→ **PROMPT**
Transcribe every line of the records verbatim.

→ **INFORMATION SUPPLIED**
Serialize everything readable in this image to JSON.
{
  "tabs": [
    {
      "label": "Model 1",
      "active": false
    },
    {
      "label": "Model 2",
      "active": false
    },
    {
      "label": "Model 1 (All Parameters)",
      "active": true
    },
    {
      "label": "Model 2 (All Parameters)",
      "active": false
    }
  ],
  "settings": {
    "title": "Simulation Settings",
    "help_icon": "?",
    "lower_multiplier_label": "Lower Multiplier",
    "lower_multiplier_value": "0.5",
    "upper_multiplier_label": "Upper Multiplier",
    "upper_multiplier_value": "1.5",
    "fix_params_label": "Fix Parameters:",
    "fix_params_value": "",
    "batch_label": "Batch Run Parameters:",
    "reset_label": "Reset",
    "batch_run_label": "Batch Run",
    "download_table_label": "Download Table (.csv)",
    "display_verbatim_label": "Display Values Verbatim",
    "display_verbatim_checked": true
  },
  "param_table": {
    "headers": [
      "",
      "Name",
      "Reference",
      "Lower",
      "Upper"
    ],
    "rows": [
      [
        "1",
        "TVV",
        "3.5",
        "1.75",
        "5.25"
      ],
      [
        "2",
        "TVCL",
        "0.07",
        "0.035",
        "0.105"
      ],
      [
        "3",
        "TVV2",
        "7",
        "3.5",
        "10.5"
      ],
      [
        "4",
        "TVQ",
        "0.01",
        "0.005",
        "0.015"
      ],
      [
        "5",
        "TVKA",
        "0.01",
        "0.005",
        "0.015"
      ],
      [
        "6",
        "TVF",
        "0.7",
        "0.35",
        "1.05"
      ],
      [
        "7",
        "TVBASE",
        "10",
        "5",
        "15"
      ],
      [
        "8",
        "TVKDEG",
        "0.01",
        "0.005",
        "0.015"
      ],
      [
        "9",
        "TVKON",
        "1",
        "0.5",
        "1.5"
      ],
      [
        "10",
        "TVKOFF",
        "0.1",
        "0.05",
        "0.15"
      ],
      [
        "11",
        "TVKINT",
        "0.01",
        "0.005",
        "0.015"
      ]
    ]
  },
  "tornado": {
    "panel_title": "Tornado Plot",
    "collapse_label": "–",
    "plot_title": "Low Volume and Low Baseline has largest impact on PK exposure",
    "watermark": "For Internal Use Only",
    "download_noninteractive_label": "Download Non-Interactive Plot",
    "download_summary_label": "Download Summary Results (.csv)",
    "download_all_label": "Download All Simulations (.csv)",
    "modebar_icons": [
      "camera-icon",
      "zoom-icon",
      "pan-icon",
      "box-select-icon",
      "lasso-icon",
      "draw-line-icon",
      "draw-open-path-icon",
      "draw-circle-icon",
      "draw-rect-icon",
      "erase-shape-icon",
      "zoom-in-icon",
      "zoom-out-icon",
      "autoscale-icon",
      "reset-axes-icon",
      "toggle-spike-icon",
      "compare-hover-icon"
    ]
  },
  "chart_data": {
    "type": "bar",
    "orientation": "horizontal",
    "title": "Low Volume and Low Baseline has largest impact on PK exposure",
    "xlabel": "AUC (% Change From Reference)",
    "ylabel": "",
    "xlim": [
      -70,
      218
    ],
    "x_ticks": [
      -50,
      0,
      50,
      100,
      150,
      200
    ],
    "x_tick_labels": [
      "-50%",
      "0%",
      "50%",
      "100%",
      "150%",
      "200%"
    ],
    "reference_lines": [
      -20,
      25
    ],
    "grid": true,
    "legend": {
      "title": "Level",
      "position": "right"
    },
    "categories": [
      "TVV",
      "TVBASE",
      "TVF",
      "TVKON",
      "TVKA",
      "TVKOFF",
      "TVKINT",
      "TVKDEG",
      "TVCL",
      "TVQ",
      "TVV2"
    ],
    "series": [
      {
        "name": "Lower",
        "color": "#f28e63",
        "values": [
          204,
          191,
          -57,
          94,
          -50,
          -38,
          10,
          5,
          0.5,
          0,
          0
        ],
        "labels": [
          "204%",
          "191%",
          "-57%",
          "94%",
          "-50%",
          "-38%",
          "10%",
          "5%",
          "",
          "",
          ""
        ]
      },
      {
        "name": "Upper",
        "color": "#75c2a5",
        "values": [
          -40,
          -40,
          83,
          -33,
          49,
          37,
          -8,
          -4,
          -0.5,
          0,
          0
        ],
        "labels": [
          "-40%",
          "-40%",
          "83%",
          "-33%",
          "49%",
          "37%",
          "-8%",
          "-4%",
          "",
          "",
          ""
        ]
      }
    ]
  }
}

→ **SOLVED EXERCISE**
Serialize everything readable in this image to JSON.
{
  "tabs": [
    {
      "label": "Model 1",
      "active": false
    },
    {
      "label": "Model 2",
      "active": false
    },
    {
      "label": "Model 1 (All Parameters)",
      "active": true
    },
    {
      "label": "Model 2 (All Parameters)",
      "active": false
    }
  ],
  "settings": {
    "title": "Simulation Settings",
    "help_icon": "?",
    "lower_multiplier_label": "Lower Multiplier",
    "lower_multiplier_value": "0.5",
    "upper_multiplier_label": "Upper Multiplier",
    "upper_multiplier_value": "1.5",
    "fix_params_label": "Fix Parameters:",
    "fix_params_value": "",
    "batch_label": "Batch Run Parameters:",
    "reset_label": "Reset",
    "batch_run_label": "Batch Run",
    "download_table_label": "Download Table (.csv)",
    "display_verbatim_label": "Display Values Verbatim",
    "display_verbatim_checked": true
  },
  "param_table": {
    "headers": [
      "",
      "Name",
      "Reference",
      "Lower",
      "Upper"
    ],
    "rows": [
      [
        "1",
        "TVV",
        "3.5",
        "1.75",
        "5.25"
      ],
      [
        "2",
        "TVCL",
        "0.07",
        "0.035",
        "0.105"
      ],
      [
        "3",
        "TVV2",
        "7",
        "3.5",
        "10.5"
      ],
      [
        "4",
        "TVQ",
        "0.01",
        "0.005",
        "0.015"
      ],
      [
        "5",
        "TVKA",
        "0.01",
        "0.005",
        "0.015"
      ],
      [
        "6",
        "TVF",
        "0.7",
        "0.35",
        "1.05"
      ],
      [
        "7",
        "TVBASE",
        "10",
        "5",
        "15"
      ],
      [
        "8",
        "TVKDEG",
        "0.01",
        "0.005",
        "0.015"
      ],
      [
        "9",
        "TVKON",
        "1",
        "0.5",
        "1.5"
      ],
      [
        "10",
        "TVKOFF",
        "0.1",
        "0.05",
        "0.15"
      ],
      [
        "11",
        "TVKINT",
        "0.01",
        "0.005",
        "0.015"
      ]
    ]
  },
  "tornado": {
    "panel_title": "Tornado Plot",
    "collapse_label": "–",
    "plot_title": "Low Volume and Low Baseline has largest impact on PK exposure",
    "watermark": "For Internal Use Only",
    "download_noninteractive_label": "Download Non-Interactive Plot",
    "download_summary_label": "Download Summary Results (.csv)",
    "download_all_label": "Download All Simulations (.csv)",
    "modebar_icons": [
      "camera-icon",
      "zoom-icon",
      "pan-icon",
      "box-select-icon",
      "lasso-icon",
      "draw-line-icon",
      "draw-open-path-icon",
      "draw-circle-icon",
      "draw-rect-icon",
      "erase-shape-icon",
      "zoom-in-icon",
      "zoom-out-icon",
      "autoscale-icon",
      "reset-axes-icon",
      "toggle-spike-icon",
      "compare-hover-icon"
    ]
  },
  "chart_data": {
    "type": "bar",
    "orientation": "horizontal",
    "title": "Low Volume and Low Baseline has largest impact on PK exposure",
    "xlabel": "AUC (% Change From Reference)",
    "ylabel": "",
    "xlim": [
      -70,
      218
    ],
    "x_ticks": [
      -50,
      0,
      50,
      100,
      150,
      200
    ],
    "x_tick_labels": [
      "-50%",
      "0%",
      "50%",
      "100%",
      "150%",
      "200%"
    ],
    "reference_lines": [
      -20,
      25
    ],
    "grid": true,
    "legend": {
      "title": "Level",
      "position": "right"
    },
    "categories": [
      "TVV",
      "TVBASE",
      "TVF",
      "TVKON",
      "TVKA",
      "TVKOFF",
      "TVKINT",
      "TVKDEG",
      "TVCL",
      "TVQ",
      "TVV2"
    ],
    "series": [
      {
        "name": "Lower",
        "color": "#f28e63",
        "values": [
          204,
          191,
          -57,
          94,
          -50,
          -38,
          10,
          5,
          0.5,
          0,
          0
        ],
        "labels": [
          "204%",
          "191%",
          "-57%",
          "94%",
          "-50%",
          "-38%",
          "10%",
          "5%",
          "",
          "",
          ""
        ]
      },
      {
        "name": "Upper",
        "color": "#75c2a5",
        "values": [
          -40,
          -40,
          83,
          -33,
          49,
          37,
          -8,
          -4,
          -0.5,
          0,
          0
        ],
        "labels": [
          "-40%",
          "-40%",
          "83%",
          "-33%",
          "49%",
          "37%",
          "-8%",
          "-4%",
          "",
          "",
          ""
        ]
      }
    ]
  }
}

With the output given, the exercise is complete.